• [Exercise aim]: Check each line of the listing for the string "pont", then state how many lines have it. Only the number is wanted.

• [Material]:
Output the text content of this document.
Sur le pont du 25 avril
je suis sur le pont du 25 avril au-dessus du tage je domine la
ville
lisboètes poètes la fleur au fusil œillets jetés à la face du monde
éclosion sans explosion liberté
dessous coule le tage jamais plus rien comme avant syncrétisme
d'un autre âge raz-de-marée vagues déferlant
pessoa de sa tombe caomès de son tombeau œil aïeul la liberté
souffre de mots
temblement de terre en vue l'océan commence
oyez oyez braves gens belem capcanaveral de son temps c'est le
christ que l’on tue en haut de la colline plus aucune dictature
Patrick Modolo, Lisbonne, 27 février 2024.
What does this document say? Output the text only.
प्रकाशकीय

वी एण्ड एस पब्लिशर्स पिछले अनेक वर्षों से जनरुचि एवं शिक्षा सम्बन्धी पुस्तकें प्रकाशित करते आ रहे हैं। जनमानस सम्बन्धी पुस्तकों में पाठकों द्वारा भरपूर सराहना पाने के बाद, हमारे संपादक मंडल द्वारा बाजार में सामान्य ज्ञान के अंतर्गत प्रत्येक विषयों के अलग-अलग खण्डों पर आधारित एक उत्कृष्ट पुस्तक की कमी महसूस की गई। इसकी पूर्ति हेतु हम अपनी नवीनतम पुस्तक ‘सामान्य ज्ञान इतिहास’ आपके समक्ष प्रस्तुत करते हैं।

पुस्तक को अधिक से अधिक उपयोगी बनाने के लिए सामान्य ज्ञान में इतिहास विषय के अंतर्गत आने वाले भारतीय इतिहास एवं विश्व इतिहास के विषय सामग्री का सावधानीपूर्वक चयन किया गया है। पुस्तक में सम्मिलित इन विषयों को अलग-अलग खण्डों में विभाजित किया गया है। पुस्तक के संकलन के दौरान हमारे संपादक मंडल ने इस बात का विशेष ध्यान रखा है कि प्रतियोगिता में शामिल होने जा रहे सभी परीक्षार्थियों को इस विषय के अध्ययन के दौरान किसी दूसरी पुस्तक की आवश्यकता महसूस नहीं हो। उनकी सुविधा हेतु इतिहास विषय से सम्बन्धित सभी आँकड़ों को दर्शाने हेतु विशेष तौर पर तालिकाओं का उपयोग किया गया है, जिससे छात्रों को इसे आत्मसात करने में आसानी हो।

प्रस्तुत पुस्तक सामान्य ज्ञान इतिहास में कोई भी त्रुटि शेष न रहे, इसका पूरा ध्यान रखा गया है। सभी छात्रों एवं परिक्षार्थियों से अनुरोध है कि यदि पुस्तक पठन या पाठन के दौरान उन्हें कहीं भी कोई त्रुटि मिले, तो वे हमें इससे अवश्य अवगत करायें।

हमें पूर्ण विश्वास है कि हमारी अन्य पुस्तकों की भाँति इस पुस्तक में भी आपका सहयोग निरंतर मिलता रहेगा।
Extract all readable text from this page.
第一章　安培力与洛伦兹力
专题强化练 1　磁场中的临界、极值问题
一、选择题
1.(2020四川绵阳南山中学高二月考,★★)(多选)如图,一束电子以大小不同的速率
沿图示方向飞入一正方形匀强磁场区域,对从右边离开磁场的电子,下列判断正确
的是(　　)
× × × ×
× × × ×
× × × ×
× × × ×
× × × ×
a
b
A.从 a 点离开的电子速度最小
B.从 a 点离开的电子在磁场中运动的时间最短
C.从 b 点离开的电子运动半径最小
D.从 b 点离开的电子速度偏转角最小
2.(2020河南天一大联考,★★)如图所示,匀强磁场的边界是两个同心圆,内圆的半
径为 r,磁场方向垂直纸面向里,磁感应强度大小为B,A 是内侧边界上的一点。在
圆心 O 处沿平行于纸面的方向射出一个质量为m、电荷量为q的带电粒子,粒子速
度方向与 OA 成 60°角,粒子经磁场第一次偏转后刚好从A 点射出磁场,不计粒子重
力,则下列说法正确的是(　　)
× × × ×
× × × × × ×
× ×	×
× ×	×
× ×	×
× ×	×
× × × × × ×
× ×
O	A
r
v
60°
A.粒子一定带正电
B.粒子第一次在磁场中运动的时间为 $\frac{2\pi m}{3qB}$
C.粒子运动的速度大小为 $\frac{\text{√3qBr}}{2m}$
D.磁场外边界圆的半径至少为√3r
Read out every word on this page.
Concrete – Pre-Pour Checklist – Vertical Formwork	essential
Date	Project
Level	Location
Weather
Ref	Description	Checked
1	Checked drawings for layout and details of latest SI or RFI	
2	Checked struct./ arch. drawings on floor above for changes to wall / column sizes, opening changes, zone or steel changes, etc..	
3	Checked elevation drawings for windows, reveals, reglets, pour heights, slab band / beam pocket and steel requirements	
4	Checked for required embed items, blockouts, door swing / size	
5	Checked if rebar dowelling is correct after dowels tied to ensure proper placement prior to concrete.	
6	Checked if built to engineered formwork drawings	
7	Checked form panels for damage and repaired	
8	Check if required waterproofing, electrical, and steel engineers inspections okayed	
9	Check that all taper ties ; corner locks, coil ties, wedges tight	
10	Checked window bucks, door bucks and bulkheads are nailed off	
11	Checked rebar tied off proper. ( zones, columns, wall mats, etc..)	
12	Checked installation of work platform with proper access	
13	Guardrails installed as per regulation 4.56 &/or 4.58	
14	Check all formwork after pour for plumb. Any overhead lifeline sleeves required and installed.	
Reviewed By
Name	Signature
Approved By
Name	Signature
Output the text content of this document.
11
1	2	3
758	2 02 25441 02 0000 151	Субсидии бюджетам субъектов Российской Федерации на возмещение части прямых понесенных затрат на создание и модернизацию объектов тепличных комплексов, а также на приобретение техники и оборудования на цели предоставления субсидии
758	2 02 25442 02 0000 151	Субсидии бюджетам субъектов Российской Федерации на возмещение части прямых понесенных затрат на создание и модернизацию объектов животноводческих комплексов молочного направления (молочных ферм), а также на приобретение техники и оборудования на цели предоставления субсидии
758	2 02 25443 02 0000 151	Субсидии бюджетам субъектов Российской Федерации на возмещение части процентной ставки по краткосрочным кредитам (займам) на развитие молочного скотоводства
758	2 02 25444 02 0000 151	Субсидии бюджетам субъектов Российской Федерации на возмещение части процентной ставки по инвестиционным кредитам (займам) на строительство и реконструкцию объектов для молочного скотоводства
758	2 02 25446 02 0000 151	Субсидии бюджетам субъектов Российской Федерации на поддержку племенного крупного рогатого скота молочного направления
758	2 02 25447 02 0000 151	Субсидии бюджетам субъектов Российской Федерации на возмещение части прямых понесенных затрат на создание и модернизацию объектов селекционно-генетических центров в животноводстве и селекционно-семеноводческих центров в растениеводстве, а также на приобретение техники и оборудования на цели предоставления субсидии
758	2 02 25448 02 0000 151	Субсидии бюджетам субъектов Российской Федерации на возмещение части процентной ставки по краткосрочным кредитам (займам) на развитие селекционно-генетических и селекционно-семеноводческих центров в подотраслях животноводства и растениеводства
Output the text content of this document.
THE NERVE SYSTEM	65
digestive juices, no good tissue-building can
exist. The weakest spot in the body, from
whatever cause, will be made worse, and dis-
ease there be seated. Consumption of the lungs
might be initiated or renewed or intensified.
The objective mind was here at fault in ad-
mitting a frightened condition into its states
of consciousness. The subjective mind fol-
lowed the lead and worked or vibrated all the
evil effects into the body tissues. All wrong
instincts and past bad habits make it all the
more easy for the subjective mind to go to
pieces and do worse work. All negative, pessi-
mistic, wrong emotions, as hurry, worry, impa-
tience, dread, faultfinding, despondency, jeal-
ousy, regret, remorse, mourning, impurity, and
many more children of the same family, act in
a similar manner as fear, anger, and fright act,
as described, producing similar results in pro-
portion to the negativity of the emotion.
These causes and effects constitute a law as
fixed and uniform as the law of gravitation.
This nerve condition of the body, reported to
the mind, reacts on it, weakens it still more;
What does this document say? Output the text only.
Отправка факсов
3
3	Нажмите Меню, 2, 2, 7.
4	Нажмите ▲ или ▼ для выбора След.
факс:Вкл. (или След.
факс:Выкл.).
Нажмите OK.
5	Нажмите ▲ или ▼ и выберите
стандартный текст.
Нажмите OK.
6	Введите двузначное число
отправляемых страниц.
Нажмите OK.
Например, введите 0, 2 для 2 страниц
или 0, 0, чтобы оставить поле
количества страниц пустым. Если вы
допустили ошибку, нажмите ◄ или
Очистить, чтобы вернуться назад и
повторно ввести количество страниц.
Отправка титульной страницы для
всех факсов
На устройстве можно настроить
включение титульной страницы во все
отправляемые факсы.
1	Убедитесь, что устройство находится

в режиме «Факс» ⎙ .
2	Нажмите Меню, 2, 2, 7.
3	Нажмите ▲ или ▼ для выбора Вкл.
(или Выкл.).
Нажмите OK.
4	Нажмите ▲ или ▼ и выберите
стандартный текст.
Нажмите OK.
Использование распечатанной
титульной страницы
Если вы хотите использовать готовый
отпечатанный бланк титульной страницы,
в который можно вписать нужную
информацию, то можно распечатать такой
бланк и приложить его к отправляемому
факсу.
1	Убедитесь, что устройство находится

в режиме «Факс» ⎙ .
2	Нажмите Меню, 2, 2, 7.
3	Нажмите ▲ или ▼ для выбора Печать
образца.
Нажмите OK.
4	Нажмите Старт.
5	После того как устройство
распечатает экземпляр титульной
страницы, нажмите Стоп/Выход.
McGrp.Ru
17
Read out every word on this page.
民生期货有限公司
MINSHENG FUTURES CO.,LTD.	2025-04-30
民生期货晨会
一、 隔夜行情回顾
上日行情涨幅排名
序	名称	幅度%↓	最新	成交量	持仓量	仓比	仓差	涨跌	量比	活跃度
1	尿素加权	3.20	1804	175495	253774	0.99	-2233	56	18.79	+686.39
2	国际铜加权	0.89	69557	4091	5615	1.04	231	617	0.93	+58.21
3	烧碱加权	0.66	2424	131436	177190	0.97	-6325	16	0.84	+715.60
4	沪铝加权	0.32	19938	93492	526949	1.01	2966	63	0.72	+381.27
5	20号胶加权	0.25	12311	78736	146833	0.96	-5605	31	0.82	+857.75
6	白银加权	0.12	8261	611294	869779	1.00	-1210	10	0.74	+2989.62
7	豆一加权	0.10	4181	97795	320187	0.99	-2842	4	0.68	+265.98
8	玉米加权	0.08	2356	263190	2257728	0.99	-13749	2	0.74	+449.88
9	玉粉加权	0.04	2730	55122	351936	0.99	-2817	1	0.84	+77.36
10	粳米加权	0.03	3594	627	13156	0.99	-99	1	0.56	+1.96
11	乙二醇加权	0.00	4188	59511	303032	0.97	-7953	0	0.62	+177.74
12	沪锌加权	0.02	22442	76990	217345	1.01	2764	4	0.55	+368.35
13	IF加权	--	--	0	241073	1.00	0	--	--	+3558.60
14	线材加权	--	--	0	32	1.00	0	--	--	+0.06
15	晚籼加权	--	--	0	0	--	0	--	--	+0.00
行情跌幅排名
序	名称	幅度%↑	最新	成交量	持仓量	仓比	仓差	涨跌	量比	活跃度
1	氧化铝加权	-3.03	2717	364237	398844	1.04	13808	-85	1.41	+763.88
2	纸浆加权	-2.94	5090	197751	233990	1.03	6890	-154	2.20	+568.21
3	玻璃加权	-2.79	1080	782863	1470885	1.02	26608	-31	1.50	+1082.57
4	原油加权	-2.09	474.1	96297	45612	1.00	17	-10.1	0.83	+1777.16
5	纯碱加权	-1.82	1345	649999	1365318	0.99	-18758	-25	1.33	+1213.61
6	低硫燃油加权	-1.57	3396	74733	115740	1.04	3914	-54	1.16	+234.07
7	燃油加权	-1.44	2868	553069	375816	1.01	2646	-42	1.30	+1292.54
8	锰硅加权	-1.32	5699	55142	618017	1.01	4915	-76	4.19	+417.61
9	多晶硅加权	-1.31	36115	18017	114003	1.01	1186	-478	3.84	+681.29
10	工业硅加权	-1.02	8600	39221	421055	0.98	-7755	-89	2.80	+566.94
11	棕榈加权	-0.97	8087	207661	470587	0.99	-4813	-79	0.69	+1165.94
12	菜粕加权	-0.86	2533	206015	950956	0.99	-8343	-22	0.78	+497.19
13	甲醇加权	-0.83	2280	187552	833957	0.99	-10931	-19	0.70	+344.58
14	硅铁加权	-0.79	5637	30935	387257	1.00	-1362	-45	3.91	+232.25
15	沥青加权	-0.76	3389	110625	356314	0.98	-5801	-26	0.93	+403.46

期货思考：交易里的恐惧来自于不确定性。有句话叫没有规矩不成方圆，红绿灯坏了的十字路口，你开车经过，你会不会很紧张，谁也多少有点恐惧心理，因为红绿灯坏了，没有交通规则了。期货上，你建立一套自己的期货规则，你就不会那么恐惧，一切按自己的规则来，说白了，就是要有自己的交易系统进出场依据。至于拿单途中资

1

• [Response to the exercise]: 2